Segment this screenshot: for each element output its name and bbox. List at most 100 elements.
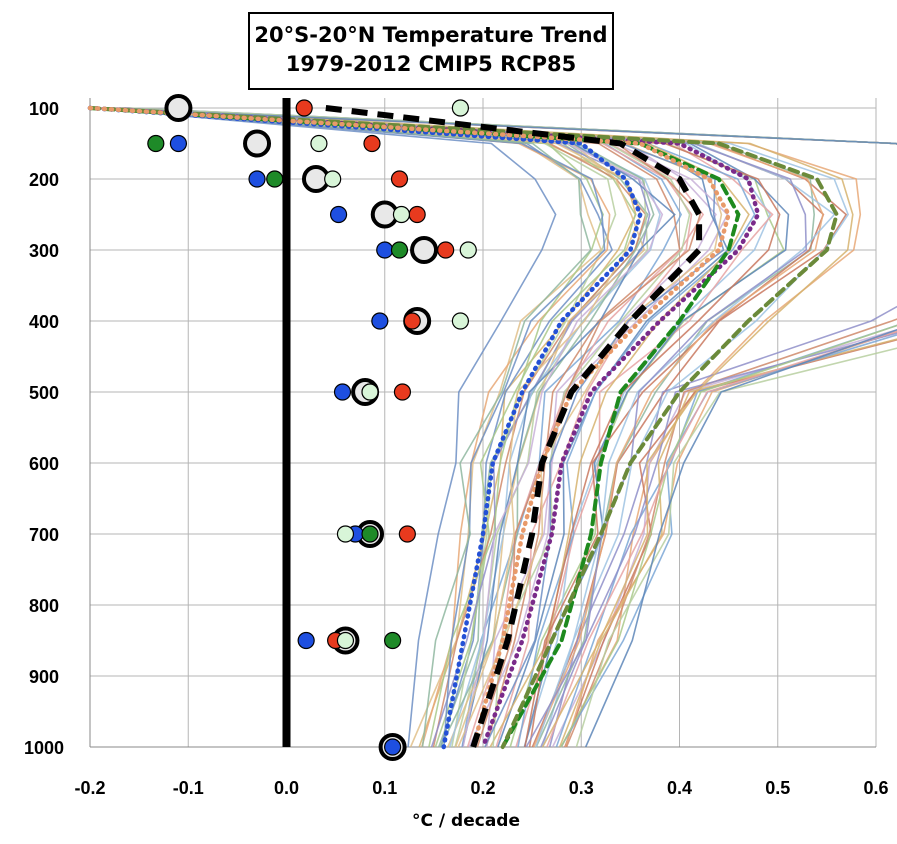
model-line — [98, 107, 897, 748]
model-line — [123, 107, 705, 748]
model-line — [98, 107, 649, 748]
chart-title: 20°S-20°N Temperature Trend — [254, 23, 608, 47]
model-line — [94, 107, 606, 748]
y-tick-label: 900 — [29, 667, 59, 687]
observation-ring-marker — [410, 236, 439, 264]
x-tick-label: 0.4 — [667, 778, 692, 798]
model-line — [93, 107, 557, 748]
highlight-line — [87, 105, 643, 750]
model-line — [110, 107, 655, 748]
observation-marker — [392, 205, 411, 224]
highlight-lines — [87, 105, 839, 750]
model-line — [125, 107, 756, 748]
y-tick-label: 600 — [29, 454, 59, 474]
y-tick-labels: 100 200 300 400 500 600 700 800 900 1000 — [24, 99, 64, 758]
x-tick-labels: -0.2 -0.1 0.0 0.1 0.2 0.3 0.4 0.5 0.6 — [74, 778, 888, 798]
model-line — [90, 107, 729, 748]
model-line — [119, 107, 808, 748]
model-line — [94, 107, 683, 748]
x-tick-label: 0.6 — [863, 778, 888, 798]
model-line — [96, 107, 781, 748]
observation-marker — [295, 99, 313, 117]
observation-marker — [384, 738, 402, 756]
model-line — [114, 107, 617, 748]
x-axis-label: °C / decade — [412, 811, 520, 831]
observation-marker — [408, 205, 426, 224]
highlight-line — [88, 106, 839, 749]
model-line — [122, 107, 854, 748]
model-line — [101, 107, 691, 748]
observation-marker — [361, 525, 379, 543]
observation-marker — [437, 241, 455, 259]
observation-markers — [147, 94, 477, 761]
observation-marker — [459, 241, 477, 259]
observation-marker — [297, 631, 315, 650]
observation-marker — [390, 241, 409, 259]
model-line — [124, 107, 897, 748]
x-tick-label: 0.2 — [470, 778, 495, 798]
observation-marker — [384, 631, 402, 650]
ensemble-mean-group — [325, 105, 703, 748]
model-line — [99, 107, 604, 748]
observation-marker — [324, 170, 342, 188]
x-tick-label: -0.2 — [74, 778, 105, 798]
model-line — [97, 107, 897, 748]
model-line — [94, 107, 637, 748]
y-tick-label: 200 — [29, 170, 59, 190]
y-tick-label: 700 — [29, 525, 59, 545]
chart-subtitle: 1979-2012 CMIP5 RCP85 — [285, 52, 577, 76]
model-line — [127, 107, 750, 748]
observation-ring-marker — [164, 94, 193, 122]
model-line — [93, 107, 785, 748]
observation-marker — [451, 99, 470, 117]
observation-marker — [329, 205, 348, 224]
model-line — [93, 107, 897, 748]
x-tick-label: 0.0 — [274, 778, 299, 798]
ensemble-mean-line — [325, 105, 703, 748]
highlight-line — [87, 105, 732, 750]
model-line — [126, 107, 897, 748]
highlight-line — [87, 105, 761, 750]
model-line — [129, 107, 897, 748]
observation-marker — [393, 383, 412, 401]
y-tick-label: 400 — [29, 312, 59, 332]
y-tick-label: 1000 — [24, 738, 64, 758]
observation-marker — [310, 134, 328, 153]
observation-marker — [266, 170, 284, 188]
model-line — [128, 107, 897, 748]
model-line — [107, 107, 897, 748]
model-line — [104, 107, 592, 748]
model-line — [112, 107, 897, 748]
x-tick-label: 0.3 — [569, 778, 594, 798]
observation-marker — [248, 170, 266, 188]
model-line — [92, 107, 862, 748]
observation-marker — [361, 383, 379, 401]
y-tick-label: 100 — [29, 99, 59, 119]
observation-marker — [333, 383, 352, 401]
model-line — [113, 107, 774, 748]
model-line — [91, 107, 717, 748]
observation-marker — [169, 134, 188, 153]
x-tick-label: -0.1 — [173, 778, 204, 798]
x-tick-label: 0.1 — [372, 778, 397, 798]
observation-marker — [376, 241, 394, 259]
model-line — [115, 107, 897, 748]
model-line — [108, 107, 836, 748]
observation-marker — [398, 525, 416, 543]
observation-marker — [371, 312, 389, 330]
observation-marker — [336, 631, 355, 650]
model-line — [114, 107, 642, 748]
observation-marker — [363, 134, 381, 153]
y-tick-label: 500 — [29, 383, 59, 403]
model-line — [128, 107, 611, 748]
x-tick-label: 0.5 — [765, 778, 790, 798]
model-line — [96, 107, 897, 748]
model-line — [124, 107, 849, 748]
model-lines — [90, 107, 897, 748]
observation-ring-marker — [243, 129, 272, 158]
observation-marker — [403, 312, 421, 330]
observation-marker — [147, 134, 165, 153]
observation-marker — [336, 525, 355, 543]
model-line — [97, 107, 664, 748]
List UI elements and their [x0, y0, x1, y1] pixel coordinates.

▸ **REQUIREMENTS**: Format every line in the rows above as a Markdown table with the columns No. and Text, numbering each line and skipping blank lines. Keep the pictures out of the table.

▸ **SOLUTION BELOW**:
| No. | Text |
|---|---|
| 1 | Segment this screenshot: for each element output its name and bbox. List at most 100 elements. |
| 2 | model-line — [98, 107, 897, 748] |
| 3 | model-line — [123, 107, 705, 748] |
| 4 | model-line — [98, 107, 649, 748] |
| 5 | chart-title: 20°S-20°N Temperature Trend — [254, 23, 608, 47] |
| 6 | model-line — [94, 107, 606, 748] |
| 7 | y-tick-label: 900 — [29, 667, 59, 687] |
| 8 | observation-ring-marker — [410, 236, 439, 264] |
| 9 | x-tick-label: 0.4 — [667, 778, 692, 798] |
| 10 | model-line — [93, 107, 557, 748] |
| 11 | highlight-line — [87, 105, 643, 750] |
| 12 | model-line — [110, 107, 655, 748] |
| 13 | observation-marker — [392, 205, 411, 224] |
| 14 | highlight-lines — [87, 105, 839, 750] |
| 15 | model-line — [125, 107, 756, 748] |
| 16 | y-tick-label: 600 — [29, 454, 59, 474] |
| 17 | y-tick-labels: 100 200 300 400 500 600 700 800 900 1000 — [24, 99, 64, 758] |
| 18 | x-tick-labels: -0.2 -0.1 0.0 0.1 0.2 0.3 0.4 0.5 0.6 — [74, 778, 888, 798] |
| 19 | model-line — [90, 107, 729, 748] |
| 20 | model-line — [119, 107, 808, 748] |
| 21 | model-line — [94, 107, 683, 748] |
| 22 | x-tick-label: 0.6 — [863, 778, 888, 798] |
| 23 | model-line — [96, 107, 781, 748] |
| 24 | observation-marker — [295, 99, 313, 117] |
| 25 | observation-marker — [384, 738, 402, 756] |
| 26 | model-line — [114, 107, 617, 748] |
| 27 | x-axis-label: °C / decade — [412, 811, 520, 831] |
| 28 | observation-marker — [408, 205, 426, 224] |
| 29 | highlight-line — [88, 106, 839, 749] |
| 30 | model-line — [122, 107, 854, 748] |
| 31 | model-line — [101, 107, 691, 748] |
| 32 | observation-marker — [361, 525, 379, 543] |
| 33 | observation-marker — [437, 241, 455, 259] |
| 34 | observation-markers — [147, 94, 477, 761] |
| 35 | observation-marker — [459, 241, 477, 259] |
| 36 | observation-marker — [297, 631, 315, 650] |
| 37 | observation-marker — [390, 241, 409, 259] |
| 38 | model-line — [124, 107, 897, 748] |
| 39 | x-tick-label: 0.2 — [470, 778, 495, 798] |
| 40 | observation-marker — [384, 631, 402, 650] |
| 41 | ensemble-mean-group — [325, 105, 703, 748] |
| 42 | model-line — [99, 107, 604, 748] |
| 43 | observation-marker — [324, 170, 342, 188] |
| 44 | x-tick-label: -0.2 — [74, 778, 105, 798] |
| 45 | model-line — [97, 107, 897, 748] |
| 46 | model-line — [94, 107, 637, 748] |
| 47 | y-tick-label: 200 — [29, 170, 59, 190] |
| 48 | y-tick-label: 700 — [29, 525, 59, 545] |
| 49 | chart-subtitle: 1979-2012 CMIP5 RCP85 — [285, 52, 577, 76] |
| 50 | model-line — [127, 107, 750, 748] |
| 51 | observation-ring-marker — [164, 94, 193, 122] |
| 52 | model-line — [93, 107, 785, 748] |
| 53 | observation-marker — [451, 99, 470, 117] |
| 54 | observation-marker — [329, 205, 348, 224] |
| 55 | model-line — [93, 107, 897, 748] |
| 56 | x-tick-label: 0.0 — [274, 778, 299, 798] |
| 57 | ensemble-mean-line — [325, 105, 703, 748] |
| 58 | highlight-line — [87, 105, 732, 750] |
| 59 | model-line — [126, 107, 897, 748] |
| 60 | highlight-line — [87, 105, 761, 750] |
| 61 | model-line — [129, 107, 897, 748] |
| 62 | observation-marker — [393, 383, 412, 401] |
| 63 | y-tick-label: 400 — [29, 312, 59, 332] |
| 64 | y-tick-label: 1000 — [24, 738, 64, 758] |
| 65 | observation-marker — [310, 134, 328, 153] |
| 66 | observation-marker — [266, 170, 284, 188] |
| 67 | model-line — [128, 107, 897, 748] |
| 68 | model-line — [107, 107, 897, 748] |
| 69 | model-line — [104, 107, 592, 748] |
| 70 | model-line — [112, 107, 897, 748] |
| 71 | x-tick-label: 0.3 — [569, 778, 594, 798] |
| 72 | observation-marker — [248, 170, 266, 188] |
| 73 | model-line — [92, 107, 862, 748] |
| 74 | observation-marker — [361, 383, 379, 401] |
| 75 | y-tick-label: 100 — [29, 99, 59, 119] |
| 76 | observation-marker — [333, 383, 352, 401] |
| 77 | model-line — [113, 107, 774, 748] |
| 78 | model-line — [91, 107, 717, 748] |
| 79 | observation-marker — [169, 134, 188, 153] |
| 80 | x-tick-label: -0.1 — [173, 778, 204, 798] |
| 81 | x-tick-label: 0.1 — [372, 778, 397, 798] |
| 82 | observation-marker — [376, 241, 394, 259] |
| 83 | model-line — [115, 107, 897, 748] |
| 84 | model-line — [108, 107, 836, 748] |
| 85 | observation-marker — [398, 525, 416, 543] |
| 86 | observation-marker — [371, 312, 389, 330] |
| 87 | observation-marker — [336, 631, 355, 650] |
| 88 | model-line — [114, 107, 642, 748] |
| 89 | observation-marker — [363, 134, 381, 153] |
| 90 | y-tick-label: 500 — [29, 383, 59, 403] |
| 91 | model-line — [128, 107, 611, 748] |
| 92 | x-tick-label: 0.5 — [765, 778, 790, 798] |
| 93 | model-line — [96, 107, 897, 748] |
| 94 | model-line — [124, 107, 849, 748] |
| 95 | model-lines — [90, 107, 897, 748] |
| 96 | observation-ring-marker — [243, 129, 272, 158] |
| 97 | observation-marker — [403, 312, 421, 330] |
| 98 | observation-marker — [147, 134, 165, 153] |
| 99 | observation-marker — [336, 525, 355, 543] |
| 100 | model-line — [97, 107, 664, 748] |
| 101 | List UI elements and their [x0, y0, x1, y1] pixel coordinates. |